Please print the full listing exactly.

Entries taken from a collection

━━━

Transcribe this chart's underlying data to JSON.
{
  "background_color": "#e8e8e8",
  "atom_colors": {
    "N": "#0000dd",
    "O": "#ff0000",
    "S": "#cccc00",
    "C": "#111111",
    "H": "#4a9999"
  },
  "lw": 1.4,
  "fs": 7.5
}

━━━

Complete response.
Transcribe this chart's underlying data to JSON.
{
  "background_color": "#e8e8e8",
  "atom_colors": {
    "N": "#0000dd",
    "O": "#ff0000",
    "S": "#cccc00",
    "C": "#111111",
    "H": "#4a9999"
  },
  "lw": 1.4,
  "fs": 7.5
}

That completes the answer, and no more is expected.